▶ EXTRACTED TEXT:
-- begin --
A few months ago, a group of Nasa exoplanet astronomers, who are in the business of discovering planets around other stars, called me into a secret meeting to tell me about a planet that had captured their interest.
Because my expertise lies in modelling the climate of exoplanets, they asked me to figure out whether this new planet was habitable — a place where liquid water might exist.
These Nasa colleagues, Josh Schlieder and his students Emily Gilbert, Tom Barclay and Elisa Quintana, had been studying data from Tess (Transiting Exoplanet Survey Satellite) when they discovered what may be Tess’s first-known Earth-sized planet in a zone where liquid water could exist on the surface of a terrestrial planet. This is exciting news because this new planet is relatively close to Earth, and it may be possible to observe its atmosphere with either the James Webb Space Telescope or ground-based large telescopes.
The host star of the planet that Gilbert’s team discovered is called Tess of Interest number 700, or TOI-700. Compared to the sun, it is a small, dim star. It is 40% the size, only about a 50th of the sun’s brightness and is located about 100 light years from Earth in the constellation Dorado, which is visible from the southern hemisphere. For comparison, the nearest star to us, Proxima Centauri, is 4.2 light years away from Earth. To get a sense of these distances, if you were to travel on the fastest spacecraft (Parker Solar Probe) to reach Proxima Centauri, it would take nearly 20 000 years.
-- end --
▶ CHALLENGE A: Rewrite the stretch of the exoplanet passage from "A few months" through "water might exist.", replacing "secret meeting" with "private meeting".

▶ Data extracted from a collection:
-- begin --
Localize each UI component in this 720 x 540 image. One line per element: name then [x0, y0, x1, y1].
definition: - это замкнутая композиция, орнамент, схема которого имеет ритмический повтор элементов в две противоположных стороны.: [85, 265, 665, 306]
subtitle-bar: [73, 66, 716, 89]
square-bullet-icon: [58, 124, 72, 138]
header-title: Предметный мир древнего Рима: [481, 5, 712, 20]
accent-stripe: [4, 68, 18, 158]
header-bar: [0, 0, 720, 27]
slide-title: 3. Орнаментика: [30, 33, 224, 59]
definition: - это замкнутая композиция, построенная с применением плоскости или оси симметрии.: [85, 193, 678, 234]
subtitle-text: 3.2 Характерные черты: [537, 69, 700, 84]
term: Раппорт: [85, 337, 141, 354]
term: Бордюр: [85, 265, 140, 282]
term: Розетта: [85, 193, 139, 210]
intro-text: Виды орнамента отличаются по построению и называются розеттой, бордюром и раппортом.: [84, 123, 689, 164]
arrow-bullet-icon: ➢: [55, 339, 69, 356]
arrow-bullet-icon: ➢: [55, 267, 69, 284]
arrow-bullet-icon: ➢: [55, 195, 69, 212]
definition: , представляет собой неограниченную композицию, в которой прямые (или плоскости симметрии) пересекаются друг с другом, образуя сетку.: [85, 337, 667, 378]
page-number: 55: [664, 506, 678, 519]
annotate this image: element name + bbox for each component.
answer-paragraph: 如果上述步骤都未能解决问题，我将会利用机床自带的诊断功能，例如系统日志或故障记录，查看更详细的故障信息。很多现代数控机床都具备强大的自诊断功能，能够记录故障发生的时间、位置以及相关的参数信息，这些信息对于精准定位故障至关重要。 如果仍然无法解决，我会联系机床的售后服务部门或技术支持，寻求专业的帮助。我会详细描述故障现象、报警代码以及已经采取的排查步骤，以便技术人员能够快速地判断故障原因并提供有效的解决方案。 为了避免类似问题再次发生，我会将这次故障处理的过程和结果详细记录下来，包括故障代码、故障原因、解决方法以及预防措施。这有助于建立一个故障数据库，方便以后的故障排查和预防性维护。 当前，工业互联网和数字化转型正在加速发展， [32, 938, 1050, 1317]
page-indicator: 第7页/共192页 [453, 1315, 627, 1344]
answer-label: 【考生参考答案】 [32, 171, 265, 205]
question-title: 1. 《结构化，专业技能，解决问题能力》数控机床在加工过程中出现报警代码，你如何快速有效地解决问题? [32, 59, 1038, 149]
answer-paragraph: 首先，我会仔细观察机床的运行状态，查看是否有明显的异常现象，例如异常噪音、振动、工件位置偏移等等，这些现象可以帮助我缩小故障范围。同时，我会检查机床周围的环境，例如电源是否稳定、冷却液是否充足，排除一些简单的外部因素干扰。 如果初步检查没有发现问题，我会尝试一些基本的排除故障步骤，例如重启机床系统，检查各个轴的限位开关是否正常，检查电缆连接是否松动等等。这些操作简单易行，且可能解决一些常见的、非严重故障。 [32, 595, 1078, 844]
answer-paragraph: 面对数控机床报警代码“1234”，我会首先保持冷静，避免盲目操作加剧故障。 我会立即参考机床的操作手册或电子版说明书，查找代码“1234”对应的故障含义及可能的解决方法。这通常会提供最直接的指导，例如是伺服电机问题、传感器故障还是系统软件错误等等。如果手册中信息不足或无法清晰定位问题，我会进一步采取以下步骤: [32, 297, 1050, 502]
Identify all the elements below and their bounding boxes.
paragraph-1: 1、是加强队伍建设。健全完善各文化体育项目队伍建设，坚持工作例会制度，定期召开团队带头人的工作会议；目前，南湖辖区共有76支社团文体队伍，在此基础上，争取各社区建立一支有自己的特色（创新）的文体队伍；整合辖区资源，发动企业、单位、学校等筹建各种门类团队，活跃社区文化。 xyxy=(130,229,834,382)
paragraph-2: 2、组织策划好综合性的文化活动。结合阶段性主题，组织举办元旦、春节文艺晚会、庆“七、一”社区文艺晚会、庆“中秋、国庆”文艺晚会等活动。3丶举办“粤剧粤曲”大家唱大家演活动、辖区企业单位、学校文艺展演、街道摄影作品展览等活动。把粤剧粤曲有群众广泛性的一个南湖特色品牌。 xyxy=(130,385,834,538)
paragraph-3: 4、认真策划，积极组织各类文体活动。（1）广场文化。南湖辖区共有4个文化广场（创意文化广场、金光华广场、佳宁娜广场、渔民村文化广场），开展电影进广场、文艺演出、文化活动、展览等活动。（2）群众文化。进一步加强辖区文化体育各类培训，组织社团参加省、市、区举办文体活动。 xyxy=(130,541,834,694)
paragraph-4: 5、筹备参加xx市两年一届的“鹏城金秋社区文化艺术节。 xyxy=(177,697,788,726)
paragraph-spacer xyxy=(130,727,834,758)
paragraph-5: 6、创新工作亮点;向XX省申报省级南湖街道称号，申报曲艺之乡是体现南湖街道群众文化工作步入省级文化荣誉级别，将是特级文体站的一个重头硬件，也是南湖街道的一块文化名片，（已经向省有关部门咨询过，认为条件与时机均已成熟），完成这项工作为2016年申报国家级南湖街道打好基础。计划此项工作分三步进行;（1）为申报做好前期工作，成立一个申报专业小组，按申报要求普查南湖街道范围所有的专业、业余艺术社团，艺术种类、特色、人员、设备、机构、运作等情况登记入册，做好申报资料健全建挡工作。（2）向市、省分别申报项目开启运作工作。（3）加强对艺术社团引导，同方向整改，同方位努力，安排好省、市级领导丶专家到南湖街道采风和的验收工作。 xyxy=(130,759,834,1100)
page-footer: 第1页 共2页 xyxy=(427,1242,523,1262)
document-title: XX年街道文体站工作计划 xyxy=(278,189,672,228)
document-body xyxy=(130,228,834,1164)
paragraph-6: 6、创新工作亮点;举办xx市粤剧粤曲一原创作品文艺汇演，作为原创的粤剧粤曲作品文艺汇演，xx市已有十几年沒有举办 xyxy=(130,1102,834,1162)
-- end --
▶ CHALLENGE B: Retype the records from their first line through the line that contains "term: Розетта: [85, 193, 139, 210]", keeping every line unchanged.

▶ TASK ANSWER A:
A few months ago, a group of Nasa exoplanet astronomers, who are in the business of discovering planets around other stars, called me into a private meeting to tell me about a planet that had captured their interest.
Because my expertise lies in modelling the climate of exoplanets, they asked me to figure out whether this new planet was habitable — a place where liquid water might exist.

▶ TASK ANSWER B:
Localize each UI component in this 720 x 540 image. One line per element: name then [x0, y0, x1, y1].
definition: - это замкнутая композиция, орнамент, схема которого имеет ритмический повтор элементов в две противоположных стороны.: [85, 265, 665, 306]
subtitle-bar: [73, 66, 716, 89]
square-bullet-icon: [58, 124, 72, 138]
header-title: Предметный мир древнего Рима: [481, 5, 712, 20]
accent-stripe: [4, 68, 18, 158]
header-bar: [0, 0, 720, 27]
slide-title: 3. Орнаментика: [30, 33, 224, 59]
definition: - это замкнутая композиция, построенная с применением плоскости или оси симметрии.: [85, 193, 678, 234]
subtitle-text: 3.2 Характерные черты: [537, 69, 700, 84]
term: Раппорт: [85, 337, 141, 354]
term: Бордюр: [85, 265, 140, 282]
term: Розетта: [85, 193, 139, 210]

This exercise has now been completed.